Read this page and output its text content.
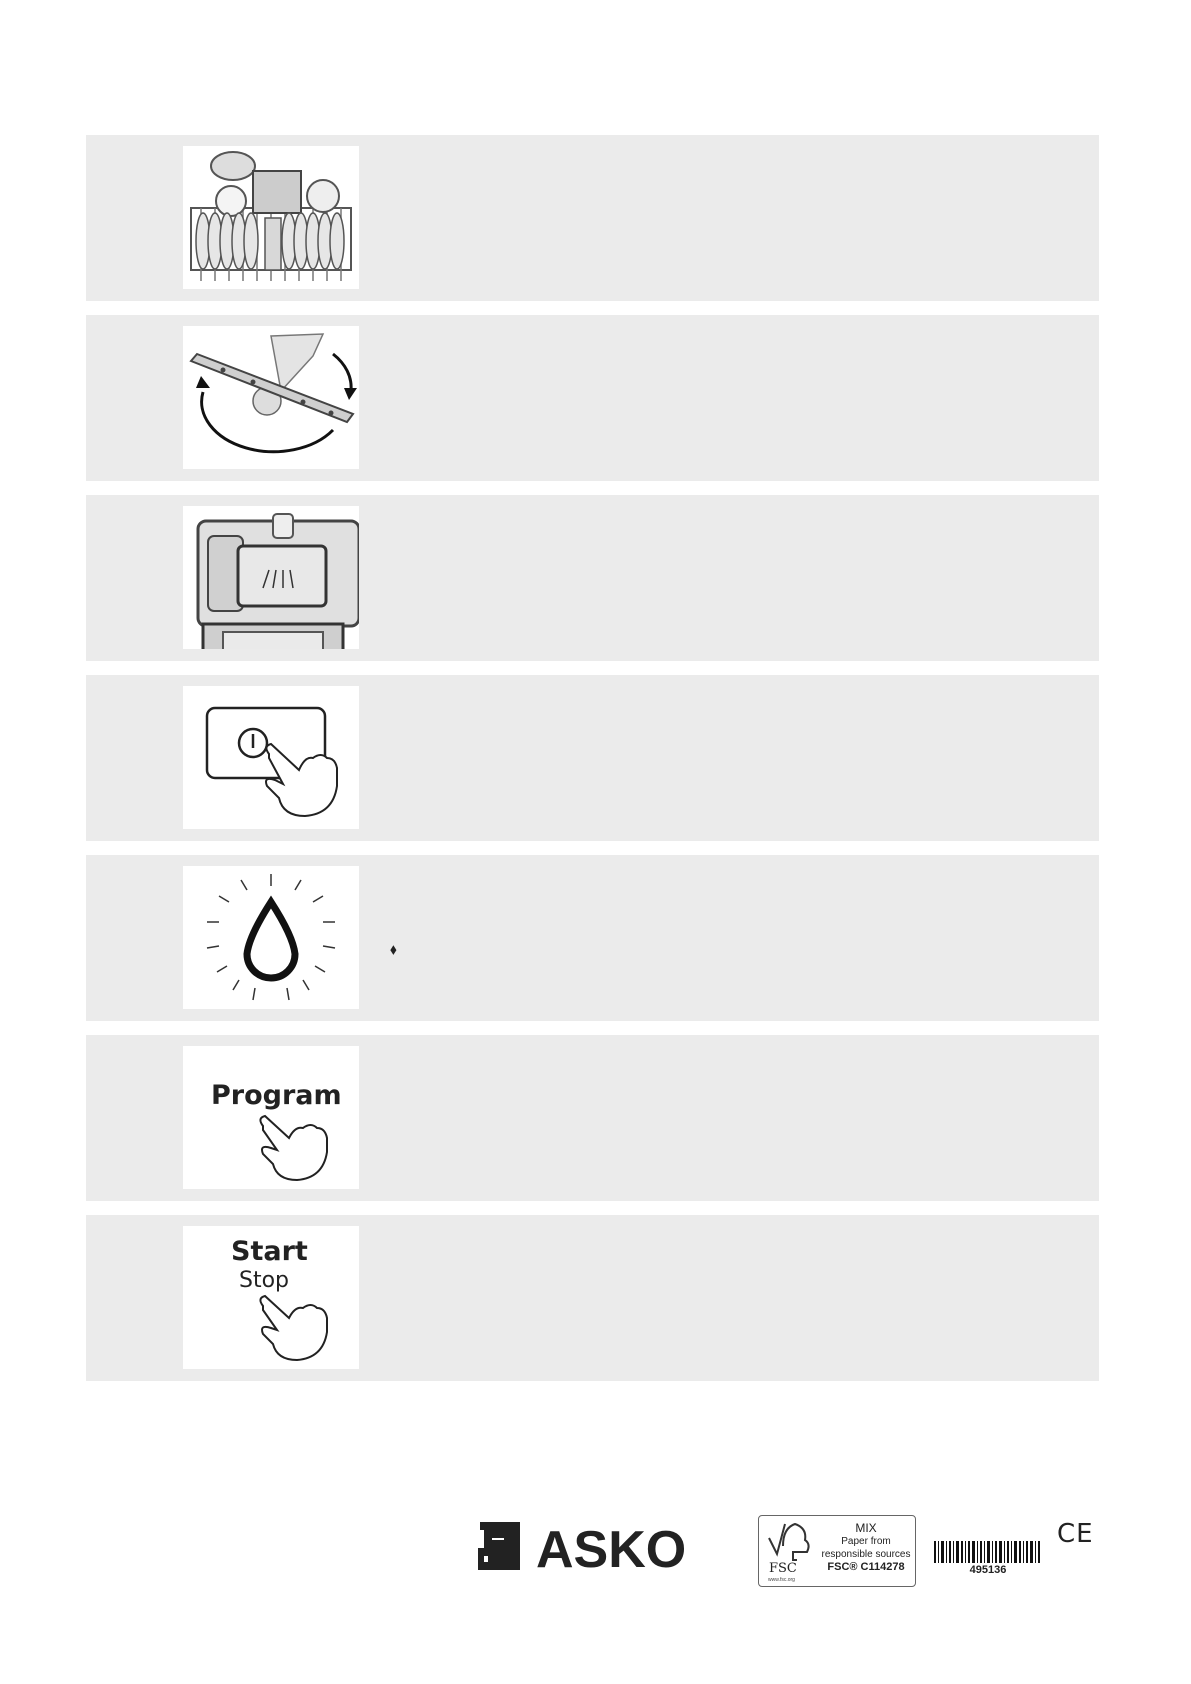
⬧
Program
Start
Stop
ASKO	FSC
www.fsc.org
MIX
Paper from
responsible sources
FSC® C114278	495136
CE
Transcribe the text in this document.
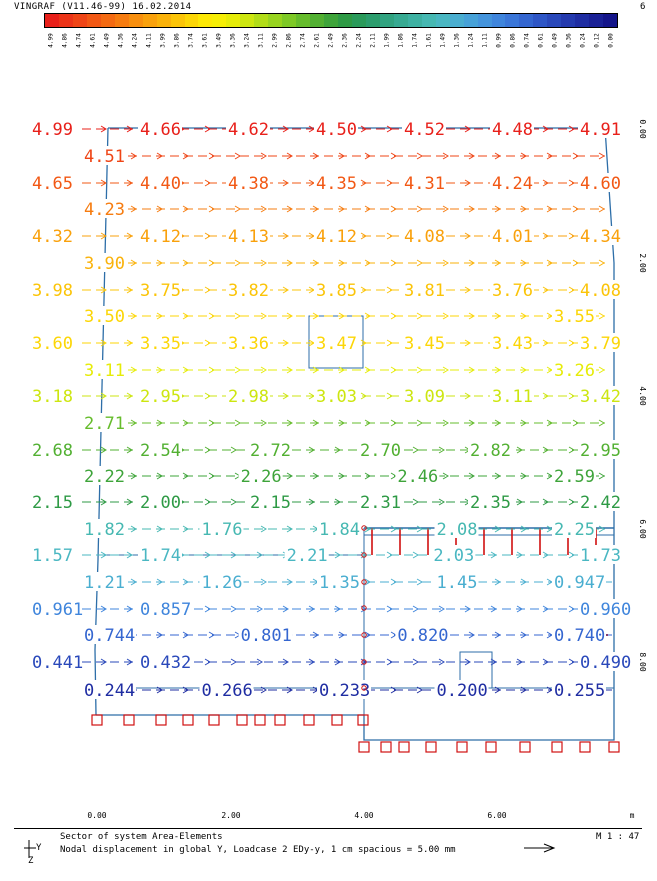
VINGRAF (V11.46-99) 16.02.2014	6
4.99 4.86 4.74 4.61 4.49 4.36 4.24 4.11 3.99 3.86 3.74 3.61 3.49 3.36 3.24 3.11 2.99 2.86 2.74 2.61 2.49 2.36 2.24 2.11 1.99 1.86 1.74 1.61 1.49 1.36 1.24 1.11 0.99 0.86 0.74 0.61 0.49 0.36 0.24 0.12 0.00
4.99	4.66	4.62	4.50	4.52	4.48	4.91
4.51
4.65	4.40	4.38	4.35	4.31	4.24	4.60
4.23
4.32	4.12	4.13	4.12	4.08	4.01	4.34
3.90
3.98	3.75	3.82	3.85	3.81	3.76	4.08
3.50	3.55
3.60	3.35	3.36	3.47	3.45	3.43	3.79
3.11	3.26
3.18	2.95	2.98	3.03	3.09	3.11	3.42
2.71
2.68	2.54	2.72	2.70	2.82	2.95
2.22	2.26	2.46	2.59
2.15	2.00	2.15	2.31	2.35	2.42
1.82	1.76	1.84	2.08	2.25
1.57	1.74	2.21	2.03	1.73
1.21	1.26	1.35	1.45	0.947
0.961	0.857	0.960
0.744	0.801	0.820	0.740
0.441	0.432	0.490
0.244	0.266	0.233	0.200	0.255
0.00
2.00
4.00
6.00
8.00
0.00	2.00	4.00	6.00	m
Sector of system Area-Elements
Nodal displacement in global Y, Loadcase 2 EDy-y, 1 cm spacious = 5.00 mm
M 1 : 47
Y
Z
++++
Check each line above for the string "text", then copy the ones that have it.

* The completed task *
Read this page and output its text content.
Transcribe the text in this document.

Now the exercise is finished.